→ Given exercise: Below are some records; return each one exactly.

Stored entries:
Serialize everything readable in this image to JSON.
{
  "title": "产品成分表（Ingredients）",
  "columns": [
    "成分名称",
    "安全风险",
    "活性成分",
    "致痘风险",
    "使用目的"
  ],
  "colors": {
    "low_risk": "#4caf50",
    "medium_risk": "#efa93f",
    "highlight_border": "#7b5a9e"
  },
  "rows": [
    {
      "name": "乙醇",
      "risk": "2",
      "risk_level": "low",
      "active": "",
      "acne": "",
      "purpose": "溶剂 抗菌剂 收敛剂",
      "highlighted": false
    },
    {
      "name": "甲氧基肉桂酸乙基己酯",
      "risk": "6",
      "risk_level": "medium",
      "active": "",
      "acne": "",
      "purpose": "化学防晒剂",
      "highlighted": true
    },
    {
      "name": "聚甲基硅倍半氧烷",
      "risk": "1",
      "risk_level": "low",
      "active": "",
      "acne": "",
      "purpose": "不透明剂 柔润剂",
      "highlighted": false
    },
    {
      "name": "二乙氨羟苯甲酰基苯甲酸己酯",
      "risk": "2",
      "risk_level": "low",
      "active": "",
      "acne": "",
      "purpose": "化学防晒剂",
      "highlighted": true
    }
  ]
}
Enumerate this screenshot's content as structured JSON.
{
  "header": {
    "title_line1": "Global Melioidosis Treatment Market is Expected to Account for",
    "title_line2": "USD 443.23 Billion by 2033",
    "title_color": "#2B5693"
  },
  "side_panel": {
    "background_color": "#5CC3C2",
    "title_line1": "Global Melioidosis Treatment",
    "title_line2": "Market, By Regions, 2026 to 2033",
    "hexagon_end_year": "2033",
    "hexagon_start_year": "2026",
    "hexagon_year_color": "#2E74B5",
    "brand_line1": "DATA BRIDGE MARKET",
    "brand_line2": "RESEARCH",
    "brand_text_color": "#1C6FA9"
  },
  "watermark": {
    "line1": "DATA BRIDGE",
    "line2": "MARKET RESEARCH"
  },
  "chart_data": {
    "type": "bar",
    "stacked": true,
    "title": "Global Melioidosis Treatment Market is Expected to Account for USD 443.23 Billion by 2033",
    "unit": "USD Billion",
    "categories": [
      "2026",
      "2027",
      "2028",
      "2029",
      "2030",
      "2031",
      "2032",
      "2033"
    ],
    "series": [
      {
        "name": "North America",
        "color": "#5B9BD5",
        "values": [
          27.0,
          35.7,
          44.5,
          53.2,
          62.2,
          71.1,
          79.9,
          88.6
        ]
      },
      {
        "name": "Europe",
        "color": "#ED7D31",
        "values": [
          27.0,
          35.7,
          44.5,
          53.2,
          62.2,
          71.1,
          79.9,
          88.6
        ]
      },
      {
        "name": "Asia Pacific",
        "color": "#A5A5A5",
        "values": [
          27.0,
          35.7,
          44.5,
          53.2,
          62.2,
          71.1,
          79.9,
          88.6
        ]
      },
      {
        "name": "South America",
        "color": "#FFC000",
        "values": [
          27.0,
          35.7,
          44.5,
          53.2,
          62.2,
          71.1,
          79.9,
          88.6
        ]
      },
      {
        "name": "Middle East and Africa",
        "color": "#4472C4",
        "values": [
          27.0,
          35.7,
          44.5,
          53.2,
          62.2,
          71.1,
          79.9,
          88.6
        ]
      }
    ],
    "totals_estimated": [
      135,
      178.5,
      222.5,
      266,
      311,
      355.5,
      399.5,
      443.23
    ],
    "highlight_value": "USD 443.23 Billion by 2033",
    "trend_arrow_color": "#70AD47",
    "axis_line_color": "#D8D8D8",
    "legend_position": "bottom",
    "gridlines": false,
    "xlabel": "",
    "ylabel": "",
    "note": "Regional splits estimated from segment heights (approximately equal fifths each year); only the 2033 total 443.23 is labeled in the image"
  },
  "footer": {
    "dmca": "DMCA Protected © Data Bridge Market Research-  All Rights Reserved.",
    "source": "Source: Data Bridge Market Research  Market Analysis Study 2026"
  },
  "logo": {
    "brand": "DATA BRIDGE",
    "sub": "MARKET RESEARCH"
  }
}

→ The result:
Serialize everything readable in this image to JSON.
{
  "title": "产品成分表（Ingredients）",
  "columns": [
    "成分名称",
    "安全风险",
    "活性成分",
    "致痘风险",
    "使用目的"
  ],
  "colors": {
    "low_risk": "#4caf50",
    "medium_risk": "#efa93f",
    "highlight_border": "#7b5a9e"
  },
  "rows": [
    {
      "name": "乙醇",
      "risk": "2",
      "risk_level": "low",
      "active": "",
      "acne": "",
      "purpose": "溶剂 抗菌剂 收敛剂",
      "highlighted": false
    },
    {
      "name": "甲氧基肉桂酸乙基己酯",
      "risk": "6",
      "risk_level": "medium",
      "active": "",
      "acne": "",
      "purpose": "化学防晒剂",
      "highlighted": true
    },
    {
      "name": "聚甲基硅倍半氧烷",
      "risk": "1",
      "risk_level": "low",
      "active": "",
      "acne": "",
      "purpose": "不透明剂 柔润剂",
      "highlighted": false
    },
    {
      "name": "二乙氨羟苯甲酰基苯甲酸己酯",
      "risk": "2",
      "risk_level": "low",
      "active": "",
      "acne": "",
      "purpose": "化学防晒剂",
      "highlighted": true
    }
  ]
}
Enumerate this screenshot's content as structured JSON.
{
  "header": {
    "title_line1": "Global Melioidosis Treatment Market is Expected to Account for",
    "title_line2": "USD 443.23 Billion by 2033",
    "title_color": "#2B5693"
  },
  "side_panel": {
    "background_color": "#5CC3C2",
    "title_line1": "Global Melioidosis Treatment",
    "title_line2": "Market, By Regions, 2026 to 2033",
    "hexagon_end_year": "2033",
    "hexagon_start_year": "2026",
    "hexagon_year_color": "#2E74B5",
    "brand_line1": "DATA BRIDGE MARKET",
    "brand_line2": "RESEARCH",
    "brand_text_color": "#1C6FA9"
  },
  "watermark": {
    "line1": "DATA BRIDGE",
    "line2": "MARKET RESEARCH"
  },
  "chart_data": {
    "type": "bar",
    "stacked": true,
    "title": "Global Melioidosis Treatment Market is Expected to Account for USD 443.23 Billion by 2033",
    "unit": "USD Billion",
    "categories": [
      "2026",
      "2027",
      "2028",
      "2029",
      "2030",
      "2031",
      "2032",
      "2033"
    ],
    "series": [
      {
        "name": "North America",
        "color": "#5B9BD5",
        "values": [
          27.0,
          35.7,
          44.5,
          53.2,
          62.2,
          71.1,
          79.9,
          88.6
        ]
      },
      {
        "name": "Europe",
        "color": "#ED7D31",
        "values": [
          27.0,
          35.7,
          44.5,
          53.2,
          62.2,
          71.1,
          79.9,
          88.6
        ]
      },
      {
        "name": "Asia Pacific",
        "color": "#A5A5A5",
        "values": [
          27.0,
          35.7,
          44.5,
          53.2,
          62.2,
          71.1,
          79.9,
          88.6
        ]
      },
      {
        "name": "South America",
        "color": "#FFC000",
        "values": [
          27.0,
          35.7,
          44.5,
          53.2,
          62.2,
          71.1,
          79.9,
          88.6
        ]
      },
      {
        "name": "Middle East and Africa",
        "color": "#4472C4",
        "values": [
          27.0,
          35.7,
          44.5,
          53.2,
          62.2,
          71.1,
          79.9,
          88.6
        ]
      }
    ],
    "totals_estimated": [
      135,
      178.5,
      222.5,
      266,
      311,
      355.5,
      399.5,
      443.23
    ],
    "highlight_value": "USD 443.23 Billion by 2033",
    "trend_arrow_color": "#70AD47",
    "axis_line_color": "#D8D8D8",
    "legend_position": "bottom",
    "gridlines": false,
    "xlabel": "",
    "ylabel": "",
    "note": "Regional splits estimated from segment heights (approximately equal fifths each year); only the 2033 total 443.23 is labeled in the image"
  },
  "footer": {
    "dmca": "DMCA Protected © Data Bridge Market Research-  All Rights Reserved.",
    "source": "Source: Data Bridge Market Research  Market Analysis Study 2026"
  },
  "logo": {
    "brand": "DATA BRIDGE",
    "sub": "MARKET RESEARCH"
  }
}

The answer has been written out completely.